[What to work on] Tally the lines holding "subset" and state only that figure.

[Entries shown]
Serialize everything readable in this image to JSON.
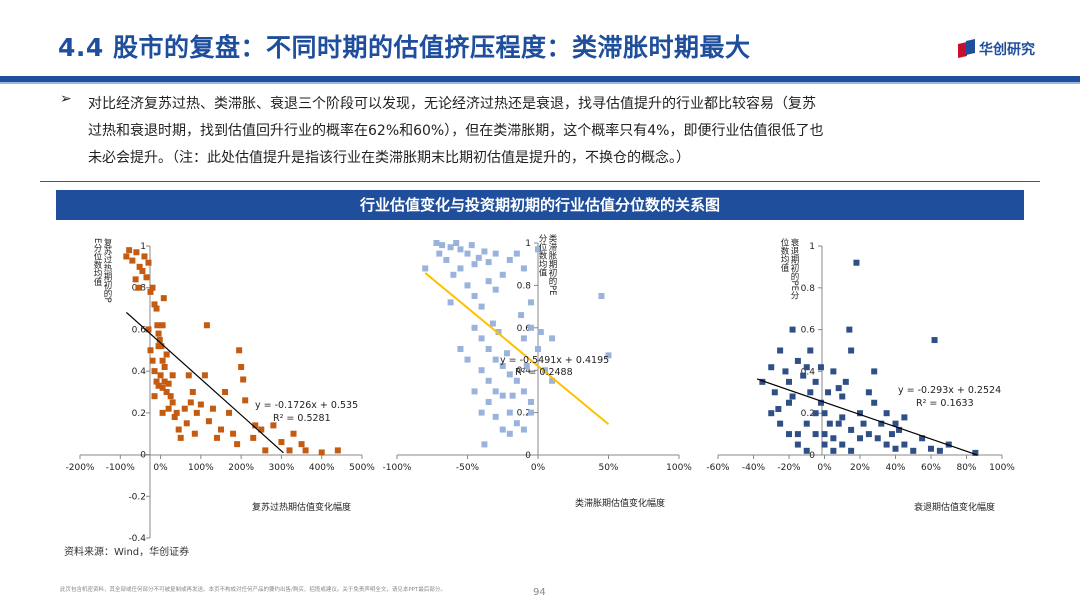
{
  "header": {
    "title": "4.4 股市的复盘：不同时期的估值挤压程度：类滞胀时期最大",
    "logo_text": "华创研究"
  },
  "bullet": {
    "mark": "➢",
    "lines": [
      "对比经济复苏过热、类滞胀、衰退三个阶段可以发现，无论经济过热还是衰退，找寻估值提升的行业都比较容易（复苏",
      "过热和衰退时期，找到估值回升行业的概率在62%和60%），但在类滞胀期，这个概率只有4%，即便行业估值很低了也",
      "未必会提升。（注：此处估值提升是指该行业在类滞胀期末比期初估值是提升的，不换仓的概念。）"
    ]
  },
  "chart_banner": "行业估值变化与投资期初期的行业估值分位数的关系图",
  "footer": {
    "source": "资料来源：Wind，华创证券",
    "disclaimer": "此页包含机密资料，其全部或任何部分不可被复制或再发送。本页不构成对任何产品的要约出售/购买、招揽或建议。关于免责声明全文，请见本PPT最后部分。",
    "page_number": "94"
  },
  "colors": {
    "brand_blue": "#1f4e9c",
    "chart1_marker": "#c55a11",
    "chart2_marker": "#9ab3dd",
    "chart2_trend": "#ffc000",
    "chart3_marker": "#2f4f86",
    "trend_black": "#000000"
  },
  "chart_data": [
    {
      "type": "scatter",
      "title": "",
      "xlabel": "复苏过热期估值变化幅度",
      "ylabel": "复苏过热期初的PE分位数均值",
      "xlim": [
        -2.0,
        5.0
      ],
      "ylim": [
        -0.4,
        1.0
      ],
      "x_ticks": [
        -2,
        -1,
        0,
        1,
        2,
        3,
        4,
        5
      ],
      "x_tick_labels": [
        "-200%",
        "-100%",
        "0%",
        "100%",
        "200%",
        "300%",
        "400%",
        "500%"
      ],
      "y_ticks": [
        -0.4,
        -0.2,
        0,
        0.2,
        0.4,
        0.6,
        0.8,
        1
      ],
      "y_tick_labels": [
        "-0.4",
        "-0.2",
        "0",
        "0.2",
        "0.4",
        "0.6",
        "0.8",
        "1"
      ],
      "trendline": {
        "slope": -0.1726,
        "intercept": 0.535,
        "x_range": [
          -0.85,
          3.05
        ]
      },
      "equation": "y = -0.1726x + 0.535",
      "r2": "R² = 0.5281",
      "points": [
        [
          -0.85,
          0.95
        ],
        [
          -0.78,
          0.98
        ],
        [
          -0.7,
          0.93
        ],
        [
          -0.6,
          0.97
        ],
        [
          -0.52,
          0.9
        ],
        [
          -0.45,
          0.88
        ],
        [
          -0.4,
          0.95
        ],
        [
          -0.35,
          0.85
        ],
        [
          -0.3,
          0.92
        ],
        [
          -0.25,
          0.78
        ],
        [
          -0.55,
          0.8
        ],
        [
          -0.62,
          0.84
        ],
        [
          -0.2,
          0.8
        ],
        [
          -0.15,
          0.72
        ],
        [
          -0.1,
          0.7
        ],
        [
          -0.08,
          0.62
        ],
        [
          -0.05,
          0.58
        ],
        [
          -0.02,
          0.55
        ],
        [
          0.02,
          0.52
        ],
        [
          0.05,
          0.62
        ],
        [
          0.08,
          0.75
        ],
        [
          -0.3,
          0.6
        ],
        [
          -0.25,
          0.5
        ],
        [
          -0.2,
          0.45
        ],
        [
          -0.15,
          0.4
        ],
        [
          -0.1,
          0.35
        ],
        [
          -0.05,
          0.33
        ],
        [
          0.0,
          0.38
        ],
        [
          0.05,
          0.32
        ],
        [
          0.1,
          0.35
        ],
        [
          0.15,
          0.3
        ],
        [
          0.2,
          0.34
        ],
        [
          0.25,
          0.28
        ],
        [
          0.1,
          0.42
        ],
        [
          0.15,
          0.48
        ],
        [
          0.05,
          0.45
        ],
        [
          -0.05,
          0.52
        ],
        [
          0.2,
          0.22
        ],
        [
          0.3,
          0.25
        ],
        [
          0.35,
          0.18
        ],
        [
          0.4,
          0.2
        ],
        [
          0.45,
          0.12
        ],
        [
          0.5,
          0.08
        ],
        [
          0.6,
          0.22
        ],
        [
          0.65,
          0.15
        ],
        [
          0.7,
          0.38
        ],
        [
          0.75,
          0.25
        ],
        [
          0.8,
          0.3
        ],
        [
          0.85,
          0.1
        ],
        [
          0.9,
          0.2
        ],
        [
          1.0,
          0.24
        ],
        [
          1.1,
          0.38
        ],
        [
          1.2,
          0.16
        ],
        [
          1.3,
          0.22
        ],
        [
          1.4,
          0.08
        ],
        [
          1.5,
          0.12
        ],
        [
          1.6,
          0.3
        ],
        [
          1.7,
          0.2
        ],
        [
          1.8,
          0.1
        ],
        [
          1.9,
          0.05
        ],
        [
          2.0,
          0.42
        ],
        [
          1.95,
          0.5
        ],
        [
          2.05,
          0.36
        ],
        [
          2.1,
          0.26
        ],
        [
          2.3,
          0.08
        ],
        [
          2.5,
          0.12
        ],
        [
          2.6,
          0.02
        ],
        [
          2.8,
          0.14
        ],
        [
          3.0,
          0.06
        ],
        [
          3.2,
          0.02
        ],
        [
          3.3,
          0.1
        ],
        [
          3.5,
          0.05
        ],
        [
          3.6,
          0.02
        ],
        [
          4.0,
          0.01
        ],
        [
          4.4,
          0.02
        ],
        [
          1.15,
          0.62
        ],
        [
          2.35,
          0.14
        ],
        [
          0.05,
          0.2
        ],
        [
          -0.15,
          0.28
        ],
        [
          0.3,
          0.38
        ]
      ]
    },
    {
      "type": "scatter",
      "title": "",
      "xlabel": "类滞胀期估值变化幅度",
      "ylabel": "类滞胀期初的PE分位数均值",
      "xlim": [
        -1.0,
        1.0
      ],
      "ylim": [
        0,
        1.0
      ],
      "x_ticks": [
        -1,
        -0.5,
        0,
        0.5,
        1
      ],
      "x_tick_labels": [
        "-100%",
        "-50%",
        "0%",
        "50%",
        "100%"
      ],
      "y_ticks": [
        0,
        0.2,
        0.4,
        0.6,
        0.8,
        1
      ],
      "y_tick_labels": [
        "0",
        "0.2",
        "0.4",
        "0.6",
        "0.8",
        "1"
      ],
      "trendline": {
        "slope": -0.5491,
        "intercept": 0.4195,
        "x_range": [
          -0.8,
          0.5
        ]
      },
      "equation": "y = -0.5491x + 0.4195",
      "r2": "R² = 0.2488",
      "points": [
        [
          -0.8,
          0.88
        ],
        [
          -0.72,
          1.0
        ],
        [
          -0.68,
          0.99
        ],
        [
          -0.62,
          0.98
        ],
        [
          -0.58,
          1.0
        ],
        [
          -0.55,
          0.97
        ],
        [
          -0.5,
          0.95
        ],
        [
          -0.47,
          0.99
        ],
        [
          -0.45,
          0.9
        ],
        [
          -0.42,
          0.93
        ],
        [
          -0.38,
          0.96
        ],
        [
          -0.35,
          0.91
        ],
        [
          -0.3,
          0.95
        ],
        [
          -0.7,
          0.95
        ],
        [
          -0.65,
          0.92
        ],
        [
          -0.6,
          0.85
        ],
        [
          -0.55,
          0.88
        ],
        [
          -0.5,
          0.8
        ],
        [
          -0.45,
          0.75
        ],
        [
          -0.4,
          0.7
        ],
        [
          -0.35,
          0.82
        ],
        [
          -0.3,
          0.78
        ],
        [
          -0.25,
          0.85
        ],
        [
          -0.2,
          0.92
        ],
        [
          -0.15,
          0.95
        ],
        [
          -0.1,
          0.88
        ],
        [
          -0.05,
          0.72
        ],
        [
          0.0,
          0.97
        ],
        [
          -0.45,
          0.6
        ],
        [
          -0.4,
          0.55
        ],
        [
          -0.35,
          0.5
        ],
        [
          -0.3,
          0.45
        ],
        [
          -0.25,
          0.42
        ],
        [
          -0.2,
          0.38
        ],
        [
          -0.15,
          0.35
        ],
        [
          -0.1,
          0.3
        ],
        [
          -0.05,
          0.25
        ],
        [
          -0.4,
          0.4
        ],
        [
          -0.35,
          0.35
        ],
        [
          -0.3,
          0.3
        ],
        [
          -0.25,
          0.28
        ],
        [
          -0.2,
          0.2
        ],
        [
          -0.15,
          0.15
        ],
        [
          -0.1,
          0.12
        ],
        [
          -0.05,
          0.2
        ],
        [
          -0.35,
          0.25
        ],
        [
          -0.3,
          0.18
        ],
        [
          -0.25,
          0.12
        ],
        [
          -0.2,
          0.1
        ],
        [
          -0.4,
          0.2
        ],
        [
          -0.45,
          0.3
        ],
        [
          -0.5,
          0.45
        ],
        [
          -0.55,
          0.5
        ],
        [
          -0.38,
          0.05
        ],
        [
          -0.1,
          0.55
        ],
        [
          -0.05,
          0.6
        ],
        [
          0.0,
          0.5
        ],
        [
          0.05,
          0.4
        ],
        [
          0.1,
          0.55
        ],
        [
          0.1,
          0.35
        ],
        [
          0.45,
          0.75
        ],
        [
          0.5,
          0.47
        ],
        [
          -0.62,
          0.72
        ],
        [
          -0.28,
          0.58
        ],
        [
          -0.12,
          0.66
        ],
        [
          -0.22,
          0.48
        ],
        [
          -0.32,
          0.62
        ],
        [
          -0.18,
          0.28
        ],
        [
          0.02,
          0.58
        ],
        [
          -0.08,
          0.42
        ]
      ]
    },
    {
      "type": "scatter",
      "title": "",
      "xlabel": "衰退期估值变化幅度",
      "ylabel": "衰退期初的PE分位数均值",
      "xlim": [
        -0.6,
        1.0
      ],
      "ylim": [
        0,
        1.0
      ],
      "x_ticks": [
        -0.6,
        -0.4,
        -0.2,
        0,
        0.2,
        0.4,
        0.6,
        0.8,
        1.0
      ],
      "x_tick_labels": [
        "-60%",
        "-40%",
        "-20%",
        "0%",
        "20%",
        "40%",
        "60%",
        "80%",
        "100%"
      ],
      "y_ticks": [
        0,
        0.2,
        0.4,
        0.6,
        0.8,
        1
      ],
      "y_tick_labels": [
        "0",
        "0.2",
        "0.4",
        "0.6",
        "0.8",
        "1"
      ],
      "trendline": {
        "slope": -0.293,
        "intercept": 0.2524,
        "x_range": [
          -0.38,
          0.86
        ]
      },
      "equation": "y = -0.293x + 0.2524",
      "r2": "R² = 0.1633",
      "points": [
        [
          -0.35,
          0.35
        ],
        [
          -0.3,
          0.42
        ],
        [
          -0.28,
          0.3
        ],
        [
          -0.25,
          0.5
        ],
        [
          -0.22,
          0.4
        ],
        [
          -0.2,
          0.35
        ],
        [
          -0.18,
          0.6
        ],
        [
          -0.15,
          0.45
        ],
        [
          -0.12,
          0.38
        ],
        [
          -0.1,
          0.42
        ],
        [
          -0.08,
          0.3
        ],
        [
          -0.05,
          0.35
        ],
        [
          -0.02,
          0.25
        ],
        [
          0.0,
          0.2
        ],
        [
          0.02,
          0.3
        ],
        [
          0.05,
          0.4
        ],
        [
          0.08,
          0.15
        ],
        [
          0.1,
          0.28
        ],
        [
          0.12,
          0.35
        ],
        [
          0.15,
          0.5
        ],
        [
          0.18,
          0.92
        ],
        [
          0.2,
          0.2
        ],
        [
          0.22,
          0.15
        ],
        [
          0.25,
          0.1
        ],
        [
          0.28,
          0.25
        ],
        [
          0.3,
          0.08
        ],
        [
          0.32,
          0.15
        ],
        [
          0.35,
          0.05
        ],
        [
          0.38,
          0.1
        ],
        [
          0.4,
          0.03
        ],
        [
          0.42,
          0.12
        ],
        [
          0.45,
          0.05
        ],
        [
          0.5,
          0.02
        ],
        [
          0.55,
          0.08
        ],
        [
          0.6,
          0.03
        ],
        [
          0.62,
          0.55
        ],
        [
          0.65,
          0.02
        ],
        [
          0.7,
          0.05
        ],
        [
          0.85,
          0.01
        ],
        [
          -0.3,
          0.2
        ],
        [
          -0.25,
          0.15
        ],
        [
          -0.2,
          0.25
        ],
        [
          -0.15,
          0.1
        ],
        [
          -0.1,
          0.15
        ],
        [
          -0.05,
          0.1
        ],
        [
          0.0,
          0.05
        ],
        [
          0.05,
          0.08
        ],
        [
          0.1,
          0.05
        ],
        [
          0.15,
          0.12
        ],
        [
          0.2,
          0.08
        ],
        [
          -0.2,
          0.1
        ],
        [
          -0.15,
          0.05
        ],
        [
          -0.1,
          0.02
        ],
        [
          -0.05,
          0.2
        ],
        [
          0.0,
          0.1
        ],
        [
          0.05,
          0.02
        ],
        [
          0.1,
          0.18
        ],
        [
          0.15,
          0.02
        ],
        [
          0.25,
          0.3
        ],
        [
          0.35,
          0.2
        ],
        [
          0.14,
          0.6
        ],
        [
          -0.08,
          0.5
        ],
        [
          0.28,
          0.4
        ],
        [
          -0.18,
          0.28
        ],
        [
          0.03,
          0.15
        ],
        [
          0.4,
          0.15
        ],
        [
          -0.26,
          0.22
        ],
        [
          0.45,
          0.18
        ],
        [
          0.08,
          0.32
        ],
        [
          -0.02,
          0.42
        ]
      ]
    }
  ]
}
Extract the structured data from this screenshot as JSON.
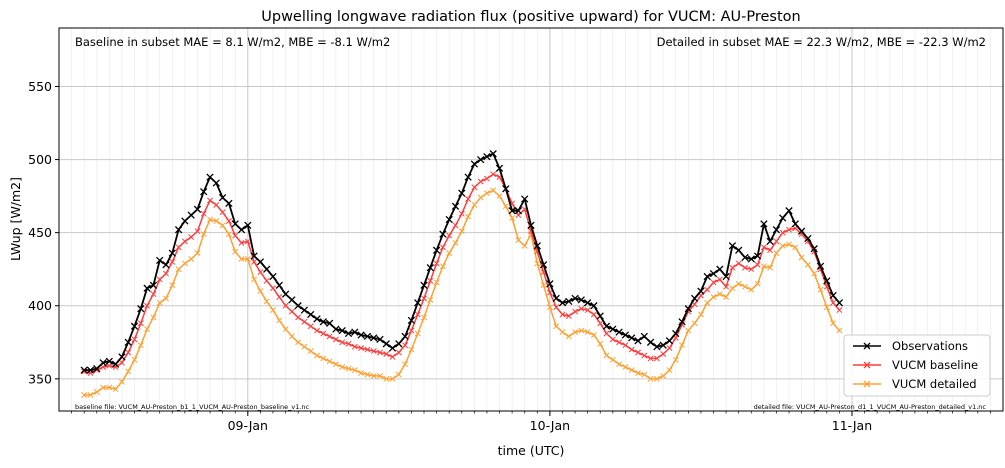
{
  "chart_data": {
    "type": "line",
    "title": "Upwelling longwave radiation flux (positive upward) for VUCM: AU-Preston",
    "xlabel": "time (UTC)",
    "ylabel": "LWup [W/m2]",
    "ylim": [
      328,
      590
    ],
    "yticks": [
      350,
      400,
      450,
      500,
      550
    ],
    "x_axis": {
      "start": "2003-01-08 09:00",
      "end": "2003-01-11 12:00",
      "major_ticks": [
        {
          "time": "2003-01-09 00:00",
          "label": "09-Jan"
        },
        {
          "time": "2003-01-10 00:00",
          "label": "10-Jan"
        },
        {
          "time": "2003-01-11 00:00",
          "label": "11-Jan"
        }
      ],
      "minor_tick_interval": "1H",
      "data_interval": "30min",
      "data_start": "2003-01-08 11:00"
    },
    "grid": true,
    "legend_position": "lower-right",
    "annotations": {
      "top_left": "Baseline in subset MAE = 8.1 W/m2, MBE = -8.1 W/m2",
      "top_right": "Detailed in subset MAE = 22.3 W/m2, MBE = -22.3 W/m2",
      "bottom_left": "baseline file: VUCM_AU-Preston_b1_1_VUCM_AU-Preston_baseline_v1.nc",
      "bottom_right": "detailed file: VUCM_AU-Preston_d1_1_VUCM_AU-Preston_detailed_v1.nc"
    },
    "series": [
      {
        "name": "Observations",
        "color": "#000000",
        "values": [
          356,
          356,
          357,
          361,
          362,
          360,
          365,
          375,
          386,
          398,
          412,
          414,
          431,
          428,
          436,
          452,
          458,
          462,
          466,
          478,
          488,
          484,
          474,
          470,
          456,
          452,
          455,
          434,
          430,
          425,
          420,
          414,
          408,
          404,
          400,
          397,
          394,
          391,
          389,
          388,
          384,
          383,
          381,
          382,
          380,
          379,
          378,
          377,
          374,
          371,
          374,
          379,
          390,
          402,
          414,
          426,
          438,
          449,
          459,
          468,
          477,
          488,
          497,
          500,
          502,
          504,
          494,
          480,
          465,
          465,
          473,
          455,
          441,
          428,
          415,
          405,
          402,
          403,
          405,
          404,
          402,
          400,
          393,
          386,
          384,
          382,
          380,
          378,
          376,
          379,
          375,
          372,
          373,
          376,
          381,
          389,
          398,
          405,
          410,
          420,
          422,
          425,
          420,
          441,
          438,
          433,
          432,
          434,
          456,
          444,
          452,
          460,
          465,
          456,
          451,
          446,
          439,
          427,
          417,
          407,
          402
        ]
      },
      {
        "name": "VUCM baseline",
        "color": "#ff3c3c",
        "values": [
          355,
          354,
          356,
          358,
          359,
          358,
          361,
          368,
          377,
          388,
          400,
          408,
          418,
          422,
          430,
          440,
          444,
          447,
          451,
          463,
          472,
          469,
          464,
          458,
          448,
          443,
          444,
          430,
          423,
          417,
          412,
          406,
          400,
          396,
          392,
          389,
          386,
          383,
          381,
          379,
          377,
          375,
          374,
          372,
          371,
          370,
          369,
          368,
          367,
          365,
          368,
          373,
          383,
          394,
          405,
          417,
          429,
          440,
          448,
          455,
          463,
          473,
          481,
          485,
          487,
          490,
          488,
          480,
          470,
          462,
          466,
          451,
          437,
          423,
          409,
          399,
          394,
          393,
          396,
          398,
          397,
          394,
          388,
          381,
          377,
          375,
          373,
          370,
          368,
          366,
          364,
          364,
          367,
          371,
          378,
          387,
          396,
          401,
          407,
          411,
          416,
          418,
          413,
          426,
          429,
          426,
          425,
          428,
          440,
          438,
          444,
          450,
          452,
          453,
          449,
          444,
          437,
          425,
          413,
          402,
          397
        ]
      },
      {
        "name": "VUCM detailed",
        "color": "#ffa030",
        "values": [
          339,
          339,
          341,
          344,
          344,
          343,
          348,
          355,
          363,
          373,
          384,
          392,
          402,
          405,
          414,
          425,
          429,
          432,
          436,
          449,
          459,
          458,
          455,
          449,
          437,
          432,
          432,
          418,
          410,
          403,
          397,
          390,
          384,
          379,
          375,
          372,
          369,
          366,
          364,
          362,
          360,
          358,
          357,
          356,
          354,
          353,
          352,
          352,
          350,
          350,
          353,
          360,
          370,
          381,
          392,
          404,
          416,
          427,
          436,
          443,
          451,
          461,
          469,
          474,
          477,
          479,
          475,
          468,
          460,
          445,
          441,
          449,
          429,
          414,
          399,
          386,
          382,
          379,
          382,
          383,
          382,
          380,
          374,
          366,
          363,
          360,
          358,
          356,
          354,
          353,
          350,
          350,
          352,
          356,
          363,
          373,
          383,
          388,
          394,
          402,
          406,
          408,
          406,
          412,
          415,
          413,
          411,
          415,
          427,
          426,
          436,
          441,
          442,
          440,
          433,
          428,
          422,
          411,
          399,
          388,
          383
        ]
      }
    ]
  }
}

[Output] 2